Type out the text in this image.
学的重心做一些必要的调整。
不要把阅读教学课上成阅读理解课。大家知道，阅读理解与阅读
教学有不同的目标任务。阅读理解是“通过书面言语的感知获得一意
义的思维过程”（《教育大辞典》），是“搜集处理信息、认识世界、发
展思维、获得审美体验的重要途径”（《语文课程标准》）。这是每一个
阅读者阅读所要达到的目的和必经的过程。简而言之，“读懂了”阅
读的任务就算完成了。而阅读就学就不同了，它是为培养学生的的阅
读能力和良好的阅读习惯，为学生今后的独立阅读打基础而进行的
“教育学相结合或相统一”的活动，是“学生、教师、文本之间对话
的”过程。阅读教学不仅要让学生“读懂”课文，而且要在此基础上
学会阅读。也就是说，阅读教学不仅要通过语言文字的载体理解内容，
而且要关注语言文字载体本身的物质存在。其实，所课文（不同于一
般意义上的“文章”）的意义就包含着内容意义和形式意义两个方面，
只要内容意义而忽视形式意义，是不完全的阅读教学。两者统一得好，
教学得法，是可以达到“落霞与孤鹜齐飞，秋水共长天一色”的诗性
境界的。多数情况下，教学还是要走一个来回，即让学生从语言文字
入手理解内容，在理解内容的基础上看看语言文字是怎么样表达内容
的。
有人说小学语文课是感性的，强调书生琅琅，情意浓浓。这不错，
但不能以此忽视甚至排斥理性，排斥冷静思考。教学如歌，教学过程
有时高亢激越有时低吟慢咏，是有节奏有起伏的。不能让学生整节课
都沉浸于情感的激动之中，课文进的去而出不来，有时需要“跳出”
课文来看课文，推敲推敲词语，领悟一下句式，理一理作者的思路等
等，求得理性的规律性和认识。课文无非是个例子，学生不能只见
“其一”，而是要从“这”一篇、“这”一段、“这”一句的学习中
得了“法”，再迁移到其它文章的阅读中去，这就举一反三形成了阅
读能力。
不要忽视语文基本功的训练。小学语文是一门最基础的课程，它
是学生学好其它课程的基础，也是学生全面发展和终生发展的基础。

================================

Given problem>
Take the listing above and write it out again exactly.

The answer>
Type out the text in this image.
学的重心做一些必要的调整。
不要把阅读教学课上成阅读理解课。大家知道，阅读理解与阅读
教学有不同的目标任务。阅读理解是“通过书面言语的感知获得一意
义的思维过程”（《教育大辞典》），是“搜集处理信息、认识世界、发
展思维、获得审美体验的重要途径”（《语文课程标准》）。这是每一个
阅读者阅读所要达到的目的和必经的过程。简而言之，“读懂了”阅
读的任务就算完成了。而阅读就学就不同了，它是为培养学生的的阅
读能力和良好的阅读习惯，为学生今后的独立阅读打基础而进行的
“教育学相结合或相统一”的活动，是“学生、教师、文本之间对话
的”过程。阅读教学不仅要让学生“读懂”课文，而且要在此基础上
学会阅读。也就是说，阅读教学不仅要通过语言文字的载体理解内容，
而且要关注语言文字载体本身的物质存在。其实，所课文（不同于一
般意义上的“文章”）的意义就包含着内容意义和形式意义两个方面，
只要内容意义而忽视形式意义，是不完全的阅读教学。两者统一得好，
教学得法，是可以达到“落霞与孤鹜齐飞，秋水共长天一色”的诗性
境界的。多数情况下，教学还是要走一个来回，即让学生从语言文字
入手理解内容，在理解内容的基础上看看语言文字是怎么样表达内容
的。
有人说小学语文课是感性的，强调书生琅琅，情意浓浓。这不错，
但不能以此忽视甚至排斥理性，排斥冷静思考。教学如歌，教学过程
有时高亢激越有时低吟慢咏，是有节奏有起伏的。不能让学生整节课
都沉浸于情感的激动之中，课文进的去而出不来，有时需要“跳出”
课文来看课文，推敲推敲词语，领悟一下句式，理一理作者的思路等
等，求得理性的规律性和认识。课文无非是个例子，学生不能只见
“其一”，而是要从“这”一篇、“这”一段、“这”一句的学习中
得了“法”，再迁移到其它文章的阅读中去，这就举一反三形成了阅
读能力。
不要忽视语文基本功的训练。小学语文是一门最基础的课程，它
是学生学好其它课程的基础，也是学生全面发展和终生发展的基础。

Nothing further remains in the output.